• **GIVEN EXERCISE**:
Every line with the word "name" in it should be extracted from the data that follows.

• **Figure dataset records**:
** start **

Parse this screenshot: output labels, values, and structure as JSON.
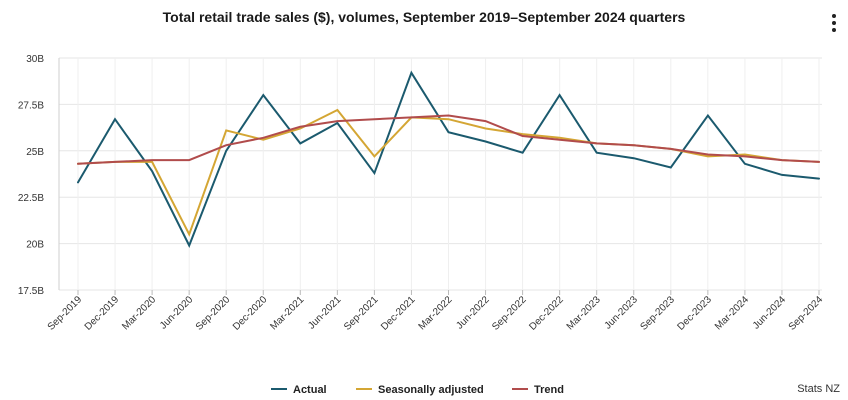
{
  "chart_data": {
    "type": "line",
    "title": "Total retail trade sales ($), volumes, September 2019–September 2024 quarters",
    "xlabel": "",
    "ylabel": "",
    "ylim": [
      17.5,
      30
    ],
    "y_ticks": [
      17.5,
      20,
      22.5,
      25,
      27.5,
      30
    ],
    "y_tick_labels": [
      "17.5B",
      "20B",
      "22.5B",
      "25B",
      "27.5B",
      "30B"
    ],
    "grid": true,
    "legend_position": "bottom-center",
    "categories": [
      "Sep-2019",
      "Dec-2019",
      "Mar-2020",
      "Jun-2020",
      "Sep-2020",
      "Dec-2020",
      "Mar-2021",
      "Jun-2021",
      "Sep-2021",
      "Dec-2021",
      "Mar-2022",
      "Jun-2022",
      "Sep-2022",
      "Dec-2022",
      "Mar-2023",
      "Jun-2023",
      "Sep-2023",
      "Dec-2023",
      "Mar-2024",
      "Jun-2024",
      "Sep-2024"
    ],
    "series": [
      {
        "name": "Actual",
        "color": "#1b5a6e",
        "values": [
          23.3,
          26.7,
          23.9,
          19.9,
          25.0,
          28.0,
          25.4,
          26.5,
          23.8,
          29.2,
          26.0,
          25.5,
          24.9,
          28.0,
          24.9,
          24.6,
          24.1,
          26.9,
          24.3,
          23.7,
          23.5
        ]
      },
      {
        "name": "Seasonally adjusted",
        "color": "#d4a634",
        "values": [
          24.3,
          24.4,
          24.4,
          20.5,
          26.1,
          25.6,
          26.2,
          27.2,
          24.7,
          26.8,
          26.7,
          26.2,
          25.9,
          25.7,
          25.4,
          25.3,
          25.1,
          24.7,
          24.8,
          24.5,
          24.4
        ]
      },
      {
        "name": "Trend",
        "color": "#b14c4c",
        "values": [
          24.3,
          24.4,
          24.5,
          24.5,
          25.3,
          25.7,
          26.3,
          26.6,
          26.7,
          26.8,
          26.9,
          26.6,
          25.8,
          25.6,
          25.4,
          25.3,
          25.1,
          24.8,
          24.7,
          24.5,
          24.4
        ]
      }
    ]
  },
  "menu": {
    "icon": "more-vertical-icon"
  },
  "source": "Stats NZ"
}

** end **

• **TASK SOLUTION**:
        "name": "Actual",
        "name": "Seasonally adjusted",
        "name": "Trend",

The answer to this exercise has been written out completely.